═══ Items ═══

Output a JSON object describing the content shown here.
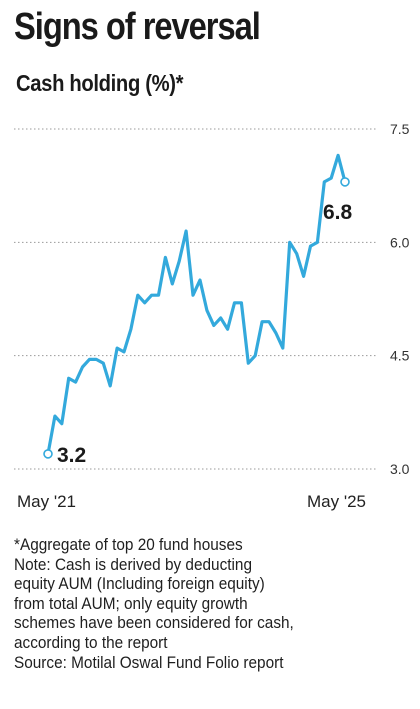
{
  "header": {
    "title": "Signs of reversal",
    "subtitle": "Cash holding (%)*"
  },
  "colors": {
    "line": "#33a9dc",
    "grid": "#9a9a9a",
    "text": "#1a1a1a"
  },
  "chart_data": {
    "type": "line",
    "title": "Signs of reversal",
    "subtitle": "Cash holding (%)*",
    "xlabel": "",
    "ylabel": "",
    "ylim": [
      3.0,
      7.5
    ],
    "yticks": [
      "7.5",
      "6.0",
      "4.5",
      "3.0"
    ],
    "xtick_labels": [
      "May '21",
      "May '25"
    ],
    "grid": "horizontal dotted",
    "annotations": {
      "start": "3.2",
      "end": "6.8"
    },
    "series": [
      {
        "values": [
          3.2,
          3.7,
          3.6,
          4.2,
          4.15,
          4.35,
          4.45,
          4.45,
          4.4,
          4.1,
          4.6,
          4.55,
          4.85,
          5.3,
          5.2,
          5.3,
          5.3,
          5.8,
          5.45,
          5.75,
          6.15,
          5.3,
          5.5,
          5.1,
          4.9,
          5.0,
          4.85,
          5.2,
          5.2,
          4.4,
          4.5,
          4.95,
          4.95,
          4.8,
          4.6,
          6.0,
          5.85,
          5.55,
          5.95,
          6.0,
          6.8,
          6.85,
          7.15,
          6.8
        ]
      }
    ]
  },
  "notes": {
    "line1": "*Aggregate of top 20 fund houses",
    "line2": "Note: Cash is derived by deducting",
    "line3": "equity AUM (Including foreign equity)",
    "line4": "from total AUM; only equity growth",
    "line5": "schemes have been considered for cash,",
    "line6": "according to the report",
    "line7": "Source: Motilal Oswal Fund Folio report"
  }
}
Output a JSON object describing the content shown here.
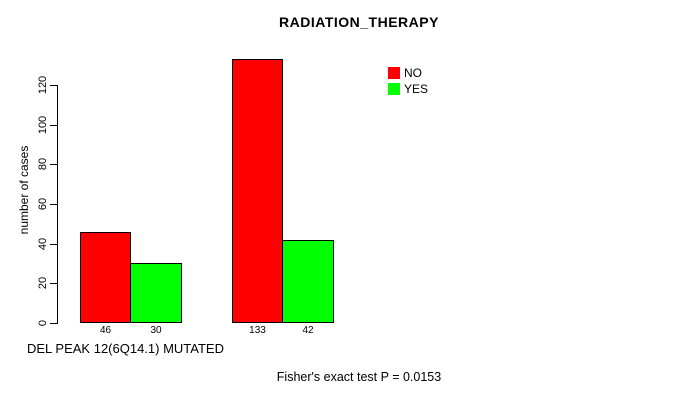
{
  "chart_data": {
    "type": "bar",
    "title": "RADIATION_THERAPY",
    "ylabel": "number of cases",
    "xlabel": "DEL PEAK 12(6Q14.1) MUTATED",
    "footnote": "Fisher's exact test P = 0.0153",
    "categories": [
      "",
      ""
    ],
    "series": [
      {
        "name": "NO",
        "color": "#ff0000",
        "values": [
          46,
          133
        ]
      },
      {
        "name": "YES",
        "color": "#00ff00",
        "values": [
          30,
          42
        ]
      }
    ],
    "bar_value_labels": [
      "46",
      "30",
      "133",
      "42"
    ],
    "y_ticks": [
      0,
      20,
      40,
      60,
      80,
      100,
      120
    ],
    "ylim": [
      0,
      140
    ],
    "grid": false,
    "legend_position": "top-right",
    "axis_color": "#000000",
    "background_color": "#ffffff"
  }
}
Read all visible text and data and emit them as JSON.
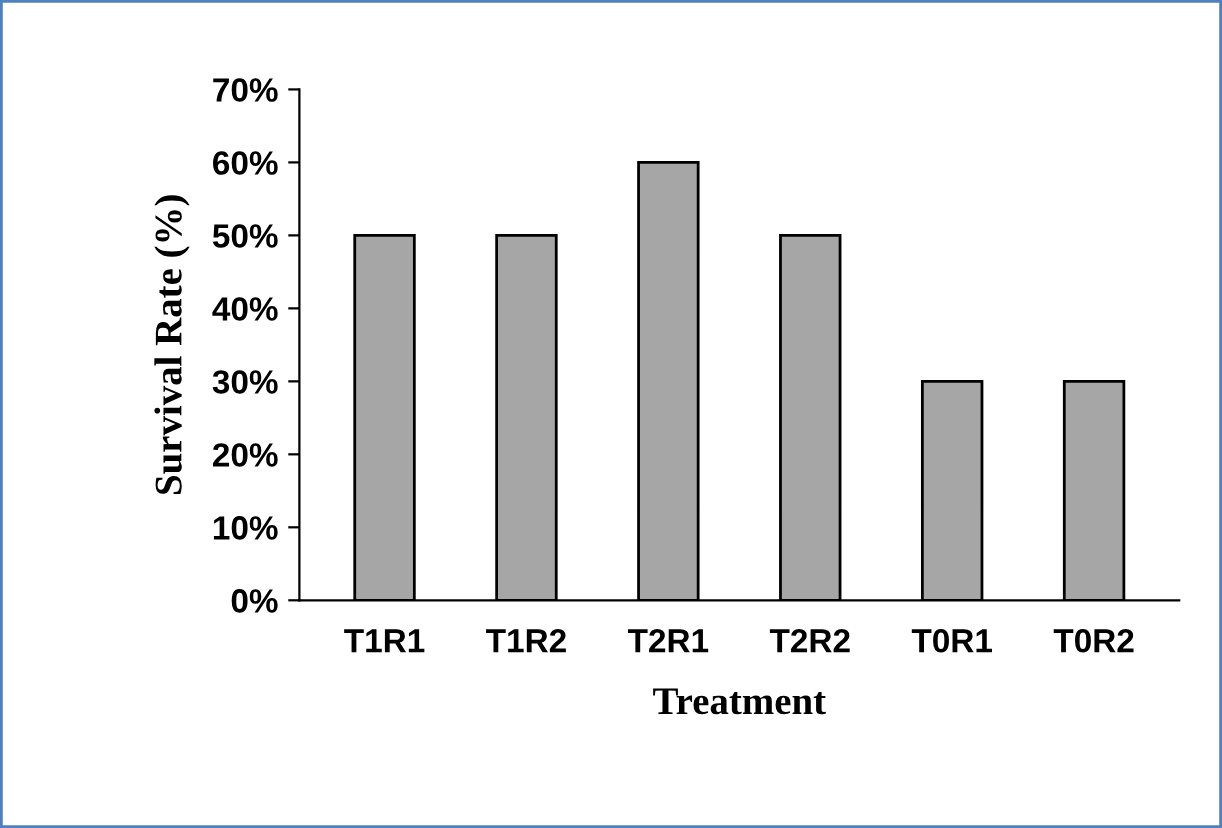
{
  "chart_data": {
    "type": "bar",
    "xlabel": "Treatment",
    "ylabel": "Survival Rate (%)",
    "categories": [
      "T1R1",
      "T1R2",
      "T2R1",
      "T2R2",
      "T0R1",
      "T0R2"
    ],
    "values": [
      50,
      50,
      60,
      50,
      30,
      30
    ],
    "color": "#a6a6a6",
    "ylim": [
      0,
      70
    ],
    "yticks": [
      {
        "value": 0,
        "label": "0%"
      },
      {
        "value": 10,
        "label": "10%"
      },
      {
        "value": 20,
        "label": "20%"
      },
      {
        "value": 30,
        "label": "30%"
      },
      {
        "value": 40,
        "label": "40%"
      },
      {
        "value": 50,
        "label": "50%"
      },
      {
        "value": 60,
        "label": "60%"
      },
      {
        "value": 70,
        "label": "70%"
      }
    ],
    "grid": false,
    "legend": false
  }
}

═══
═══ Items ═══

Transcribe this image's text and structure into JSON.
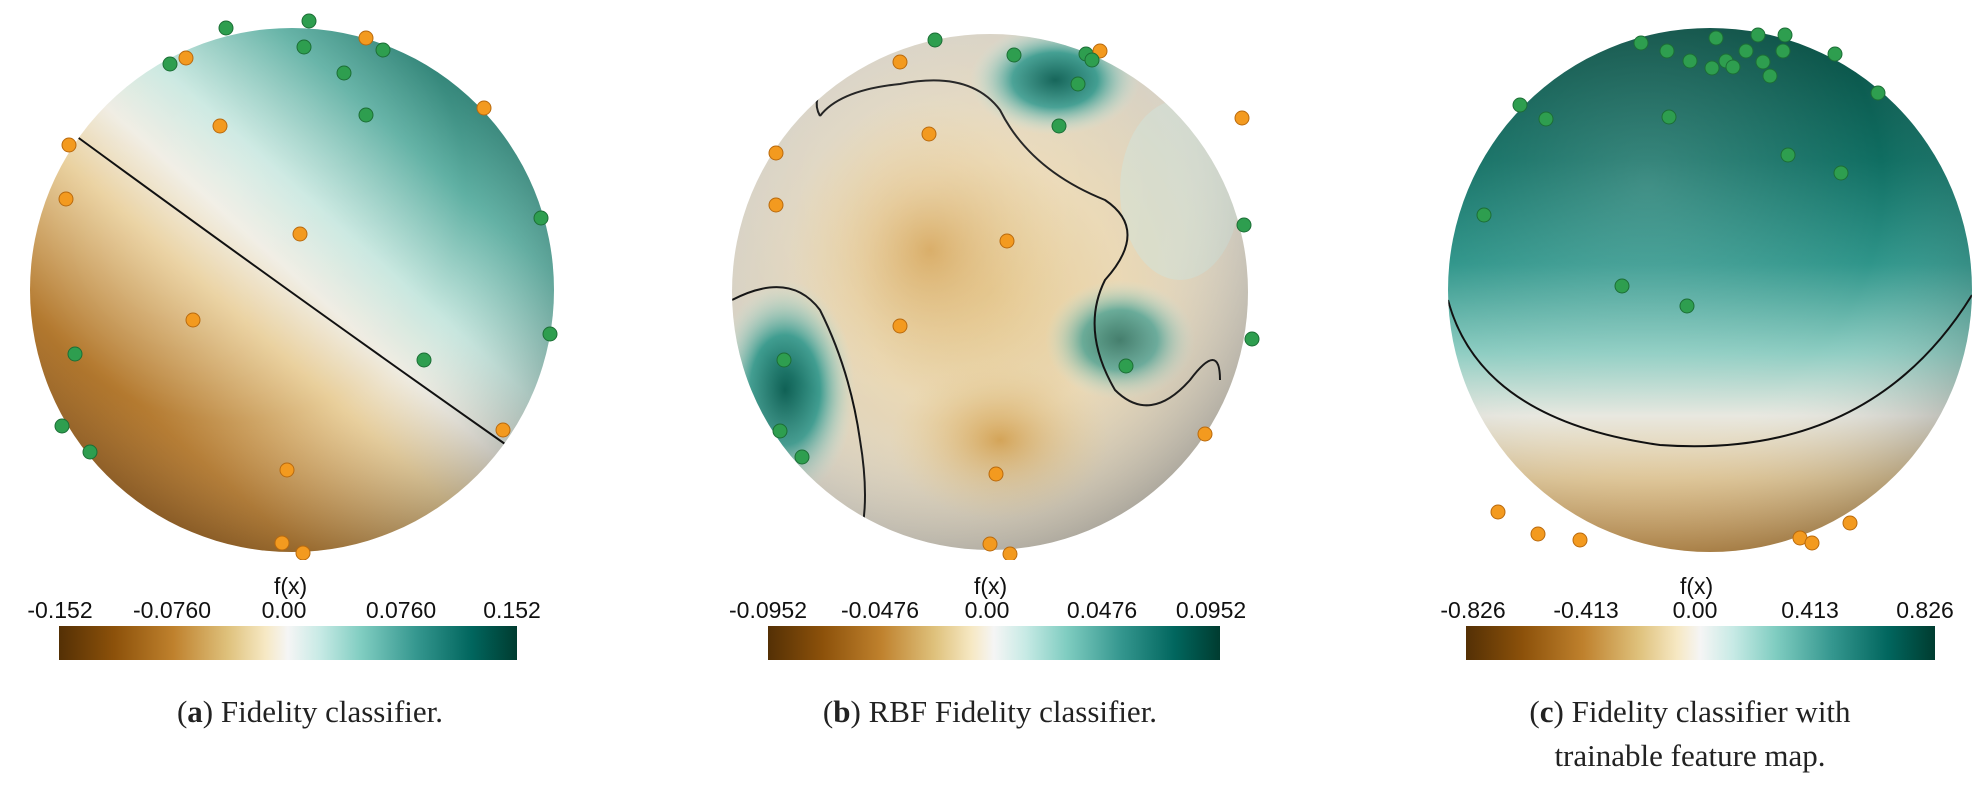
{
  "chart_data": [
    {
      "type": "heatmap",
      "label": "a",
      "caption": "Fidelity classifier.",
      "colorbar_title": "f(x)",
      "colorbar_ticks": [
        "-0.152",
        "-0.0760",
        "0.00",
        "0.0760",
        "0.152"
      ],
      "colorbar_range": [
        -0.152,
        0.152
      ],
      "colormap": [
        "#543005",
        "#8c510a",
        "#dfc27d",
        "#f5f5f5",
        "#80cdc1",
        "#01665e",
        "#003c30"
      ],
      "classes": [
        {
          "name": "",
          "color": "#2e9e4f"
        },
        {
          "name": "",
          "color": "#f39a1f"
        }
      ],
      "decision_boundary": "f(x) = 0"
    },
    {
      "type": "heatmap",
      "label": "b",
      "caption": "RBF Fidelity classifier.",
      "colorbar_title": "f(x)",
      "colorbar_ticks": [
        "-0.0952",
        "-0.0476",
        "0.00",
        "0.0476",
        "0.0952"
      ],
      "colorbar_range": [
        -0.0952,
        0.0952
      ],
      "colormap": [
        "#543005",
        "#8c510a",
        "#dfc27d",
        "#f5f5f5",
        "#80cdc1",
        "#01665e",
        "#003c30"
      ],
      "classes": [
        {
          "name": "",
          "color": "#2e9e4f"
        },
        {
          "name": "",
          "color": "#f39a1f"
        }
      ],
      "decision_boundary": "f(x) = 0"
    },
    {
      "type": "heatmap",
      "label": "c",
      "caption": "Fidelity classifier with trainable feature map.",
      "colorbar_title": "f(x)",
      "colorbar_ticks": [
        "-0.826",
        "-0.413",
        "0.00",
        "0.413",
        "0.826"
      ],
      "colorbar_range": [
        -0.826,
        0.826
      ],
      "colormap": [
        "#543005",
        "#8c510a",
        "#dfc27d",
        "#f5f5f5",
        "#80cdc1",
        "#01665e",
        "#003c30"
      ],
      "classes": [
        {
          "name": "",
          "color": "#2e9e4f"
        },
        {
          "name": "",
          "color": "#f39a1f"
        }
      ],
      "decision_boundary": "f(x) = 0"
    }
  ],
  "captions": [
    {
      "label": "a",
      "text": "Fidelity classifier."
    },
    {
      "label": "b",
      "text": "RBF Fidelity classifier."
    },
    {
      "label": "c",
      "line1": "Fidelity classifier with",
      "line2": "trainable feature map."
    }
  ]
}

═══
═══ Items ═══

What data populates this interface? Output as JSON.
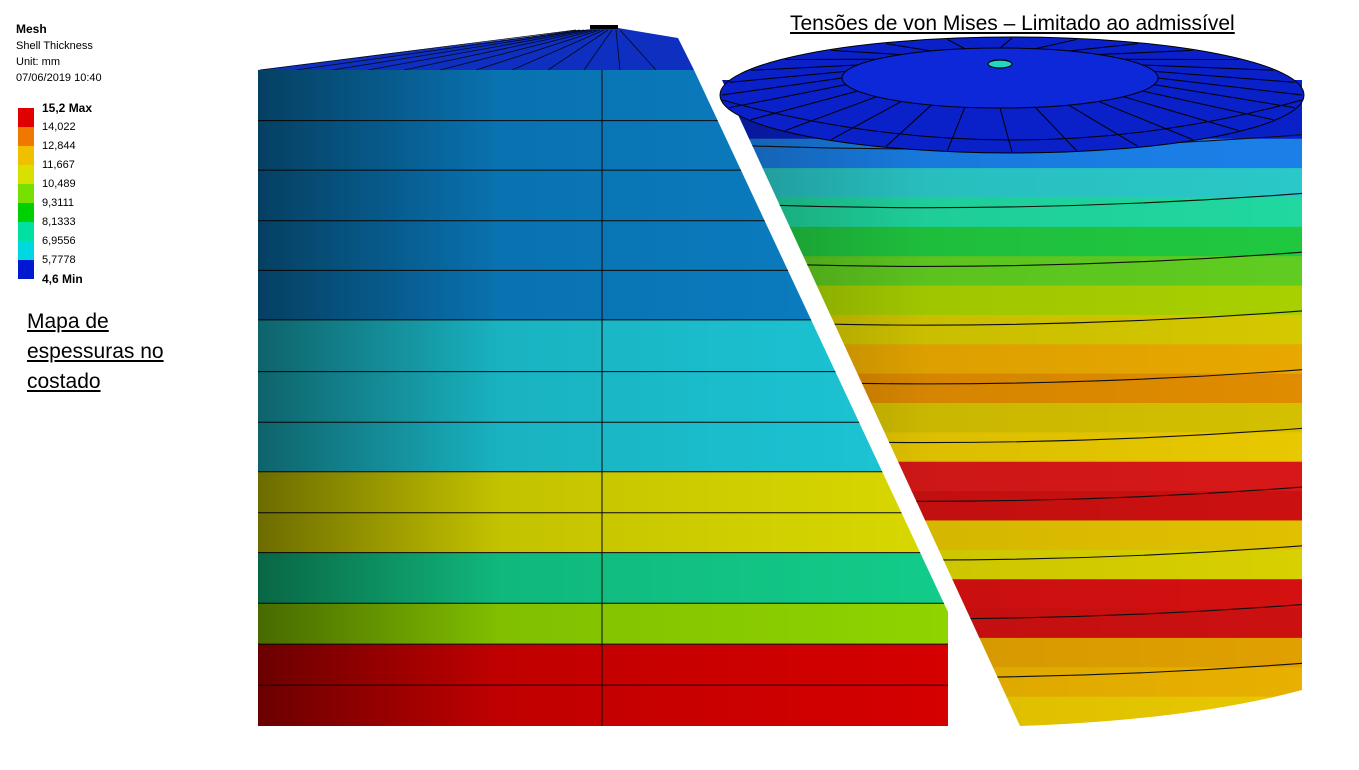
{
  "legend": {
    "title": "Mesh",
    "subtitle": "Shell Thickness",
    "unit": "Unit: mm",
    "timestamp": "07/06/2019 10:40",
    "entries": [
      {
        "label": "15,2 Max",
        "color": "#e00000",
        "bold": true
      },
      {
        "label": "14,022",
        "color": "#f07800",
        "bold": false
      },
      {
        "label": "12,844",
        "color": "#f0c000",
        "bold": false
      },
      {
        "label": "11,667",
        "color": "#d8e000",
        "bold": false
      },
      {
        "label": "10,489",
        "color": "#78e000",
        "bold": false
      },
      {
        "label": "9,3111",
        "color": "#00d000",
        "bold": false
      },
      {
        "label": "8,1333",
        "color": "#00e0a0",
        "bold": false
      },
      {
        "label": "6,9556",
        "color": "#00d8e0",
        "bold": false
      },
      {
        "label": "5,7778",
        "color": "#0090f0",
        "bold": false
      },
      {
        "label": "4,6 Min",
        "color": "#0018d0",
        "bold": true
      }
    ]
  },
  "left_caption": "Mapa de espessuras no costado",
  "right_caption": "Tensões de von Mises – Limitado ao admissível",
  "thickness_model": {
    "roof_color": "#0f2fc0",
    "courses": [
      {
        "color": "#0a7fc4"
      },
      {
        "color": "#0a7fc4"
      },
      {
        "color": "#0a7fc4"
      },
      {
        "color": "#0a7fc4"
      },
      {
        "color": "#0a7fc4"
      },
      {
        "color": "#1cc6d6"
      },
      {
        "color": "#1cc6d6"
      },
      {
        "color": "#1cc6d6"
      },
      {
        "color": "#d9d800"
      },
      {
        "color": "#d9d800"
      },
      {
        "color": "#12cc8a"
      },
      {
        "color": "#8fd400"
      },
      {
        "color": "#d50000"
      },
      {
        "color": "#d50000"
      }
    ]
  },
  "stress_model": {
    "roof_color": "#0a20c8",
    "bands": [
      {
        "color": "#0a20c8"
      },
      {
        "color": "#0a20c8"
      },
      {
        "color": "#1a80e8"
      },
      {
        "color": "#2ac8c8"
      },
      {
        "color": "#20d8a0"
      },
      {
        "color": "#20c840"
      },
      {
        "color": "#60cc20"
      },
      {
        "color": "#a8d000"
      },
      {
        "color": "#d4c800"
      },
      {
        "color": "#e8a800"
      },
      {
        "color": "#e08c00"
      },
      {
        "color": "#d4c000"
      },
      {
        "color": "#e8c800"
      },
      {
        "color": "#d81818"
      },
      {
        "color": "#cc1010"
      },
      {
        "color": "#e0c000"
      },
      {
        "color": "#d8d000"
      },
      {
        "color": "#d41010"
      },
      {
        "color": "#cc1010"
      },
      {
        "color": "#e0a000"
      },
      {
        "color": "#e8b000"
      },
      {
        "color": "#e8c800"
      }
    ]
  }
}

═══

State the number of lines in the data that include the string "JSON", and add nothing else.

**Result:** 5